## Task inputs
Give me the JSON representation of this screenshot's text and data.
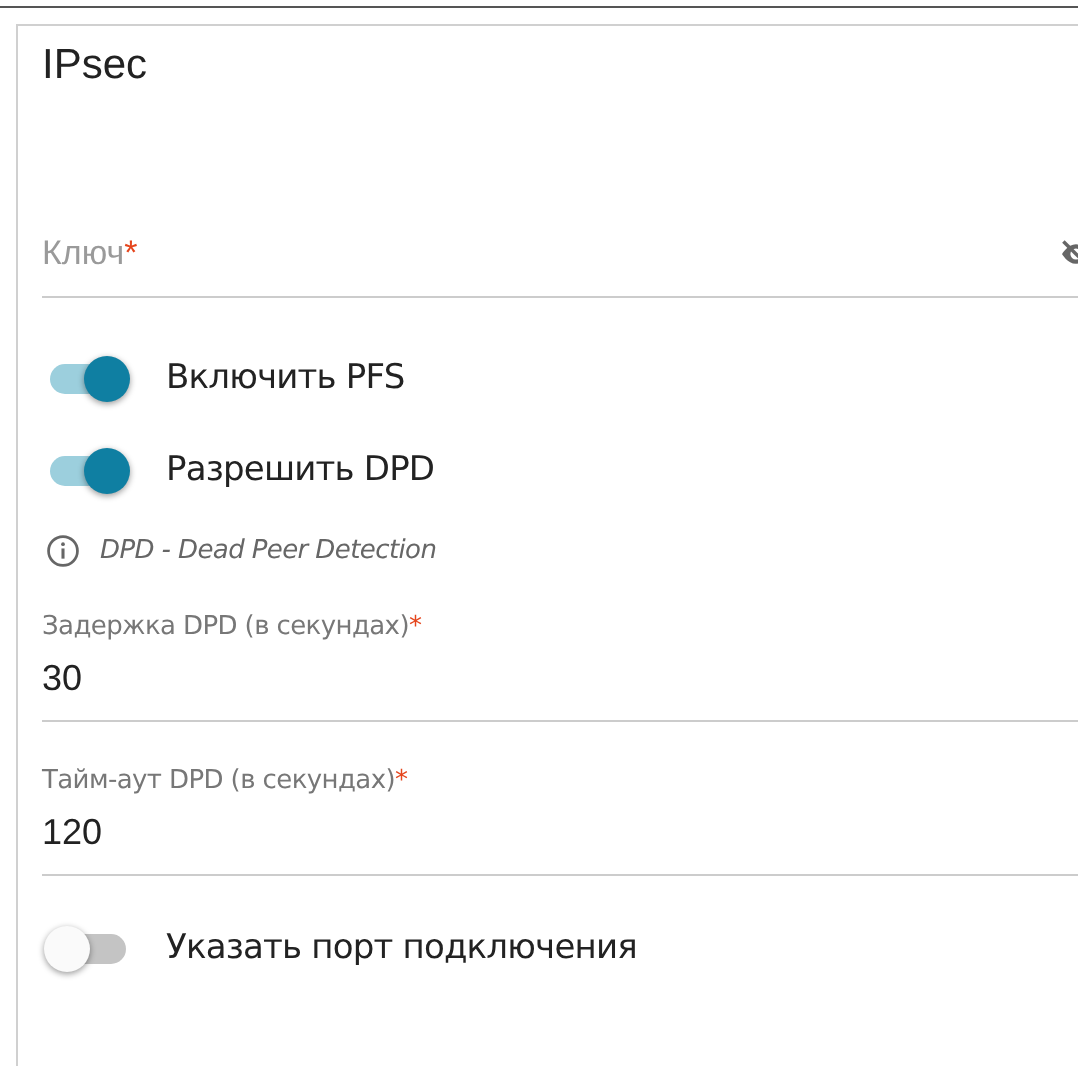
{
  "section": {
    "title": "IPsec"
  },
  "items": [
    {
      "kind": "password",
      "placeholder": "Ключ",
      "required_mark": "*"
    },
    {
      "kind": "switch",
      "label": "Включить PFS",
      "on": true
    },
    {
      "kind": "switch",
      "label": "Разрешить DPD",
      "on": true
    },
    {
      "kind": "hint",
      "text": "DPD - Dead Peer Detection"
    },
    {
      "kind": "text",
      "label": "Задержка DPD (в секундах)",
      "required_mark": "*",
      "value": "30"
    },
    {
      "kind": "text",
      "label": "Тайм-аут DPD (в секундах)",
      "required_mark": "*",
      "value": "120"
    },
    {
      "kind": "switch",
      "label": "Указать порт подключения",
      "on": false
    }
  ]
}
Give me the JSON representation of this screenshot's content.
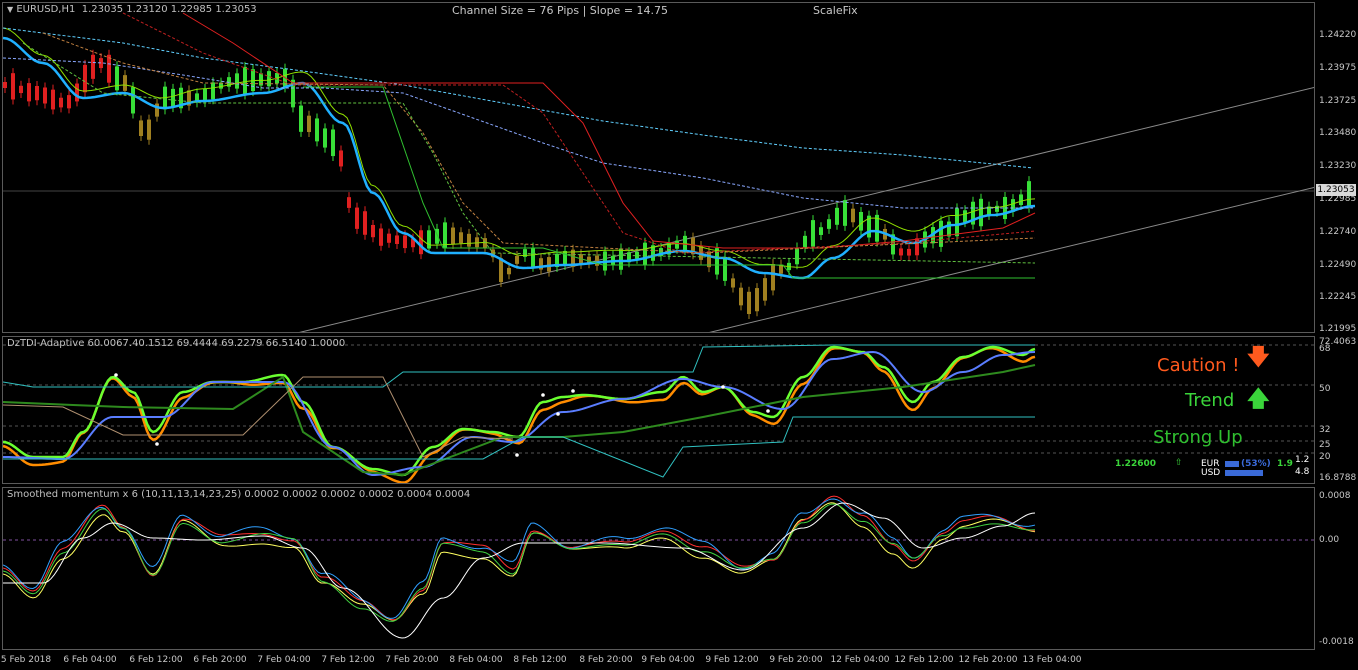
{
  "chart_header": {
    "symbol": "EURUSD,H1",
    "ohlc": "1.23035 1.23120 1.22985 1.23053",
    "channel": "Channel Size = 76 Pips  |  Slope = 14.75",
    "scalefix": "ScaleFix"
  },
  "price_axis": {
    "ticks": [
      "1.24220",
      "1.23975",
      "1.23725",
      "1.23480",
      "1.23230",
      "1.22985",
      "1.22740",
      "1.22490",
      "1.22245",
      "1.21995"
    ],
    "current_price": "1.23053"
  },
  "tdi": {
    "title": "DzTDI-Adaptive 60.0067.40.1512 69.4444 69.2279 66.5140 1.0000",
    "axis_ticks": [
      "72.4063",
      "68",
      "50",
      "32",
      "25",
      "20",
      "16.8788"
    ],
    "signals": {
      "caution": "Caution !",
      "trend": "Trend",
      "strong": "Strong Up"
    },
    "price_label": "1.22600",
    "up_symbol": "⇧",
    "currency_strength": {
      "eur_label": "EUR",
      "usd_label": "USD",
      "pct": "(53%)",
      "val1": "1.9",
      "val2": "1.2",
      "val3": "4.8"
    },
    "colors": {
      "caution": "#ff5a1e",
      "trend": "#3ad53a",
      "strong": "#2fbf2f"
    }
  },
  "momentum": {
    "title": "Smoothed momentum x 6 (10,11,13,14,23,25) 0.0002 0.0002 0.0002 0.0002 0.0004 0.0004",
    "axis_ticks": [
      "0.0008",
      "0.00",
      "-0.0018"
    ]
  },
  "time_axis": [
    "5 Feb 2018",
    "6 Feb 04:00",
    "6 Feb 12:00",
    "6 Feb 20:00",
    "7 Feb 04:00",
    "7 Feb 12:00",
    "7 Feb 20:00",
    "8 Feb 04:00",
    "8 Feb 12:00",
    "8 Feb 20:00",
    "9 Feb 04:00",
    "9 Feb 12:00",
    "9 Feb 20:00",
    "12 Feb 04:00",
    "12 Feb 12:00",
    "12 Feb 20:00",
    "13 Feb 04:00"
  ]
}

## Challenge
Reproduce each entry precisely, dropping only the pictures.

## Task result
Give me the JSON representation of this screenshot's text and data.
{
  "section": {
    "title": "IPsec"
  },
  "items": [
    {
      "kind": "password",
      "placeholder": "Ключ",
      "required_mark": "*"
    },
    {
      "kind": "switch",
      "label": "Включить PFS",
      "on": true
    },
    {
      "kind": "switch",
      "label": "Разрешить DPD",
      "on": true
    },
    {
      "kind": "hint",
      "text": "DPD - Dead Peer Detection"
    },
    {
      "kind": "text",
      "label": "Задержка DPD (в секундах)",
      "required_mark": "*",
      "value": "30"
    },
    {
      "kind": "text",
      "label": "Тайм-аут DPD (в секундах)",
      "required_mark": "*",
      "value": "120"
    },
    {
      "kind": "switch",
      "label": "Указать порт подключения",
      "on": false
    }
  ]
}
Give me the JSON representation of this screenshot's content.
{
  "chart_header": {
    "symbol": "EURUSD,H1",
    "ohlc": "1.23035 1.23120 1.22985 1.23053",
    "channel": "Channel Size = 76 Pips  |  Slope = 14.75",
    "scalefix": "ScaleFix"
  },
  "price_axis": {
    "ticks": [
      "1.24220",
      "1.23975",
      "1.23725",
      "1.23480",
      "1.23230",
      "1.22985",
      "1.22740",
      "1.22490",
      "1.22245",
      "1.21995"
    ],
    "current_price": "1.23053"
  },
  "tdi": {
    "title": "DzTDI-Adaptive 60.0067.40.1512 69.4444 69.2279 66.5140 1.0000",
    "axis_ticks": [
      "72.4063",
      "68",
      "50",
      "32",
      "25",
      "20",
      "16.8788"
    ],
    "signals": {
      "caution": "Caution !",
      "trend": "Trend",
      "strong": "Strong Up"
    },
    "price_label": "1.22600",
    "up_symbol": "⇧",
    "currency_strength": {
      "eur_label": "EUR",
      "usd_label": "USD",
      "pct": "(53%)",
      "val1": "1.9",
      "val2": "1.2",
      "val3": "4.8"
    },
    "colors": {
      "caution": "#ff5a1e",
      "trend": "#3ad53a",
      "strong": "#2fbf2f"
    }
  },
  "momentum": {
    "title": "Smoothed momentum x 6 (10,11,13,14,23,25) 0.0002 0.0002 0.0002 0.0002 0.0004 0.0004",
    "axis_ticks": [
      "0.0008",
      "0.00",
      "-0.0018"
    ]
  },
  "time_axis": [
    "5 Feb 2018",
    "6 Feb 04:00",
    "6 Feb 12:00",
    "6 Feb 20:00",
    "7 Feb 04:00",
    "7 Feb 12:00",
    "7 Feb 20:00",
    "8 Feb 04:00",
    "8 Feb 12:00",
    "8 Feb 20:00",
    "9 Feb 04:00",
    "9 Feb 12:00",
    "9 Feb 20:00",
    "12 Feb 04:00",
    "12 Feb 12:00",
    "12 Feb 20:00",
    "13 Feb 04:00"
  ]
}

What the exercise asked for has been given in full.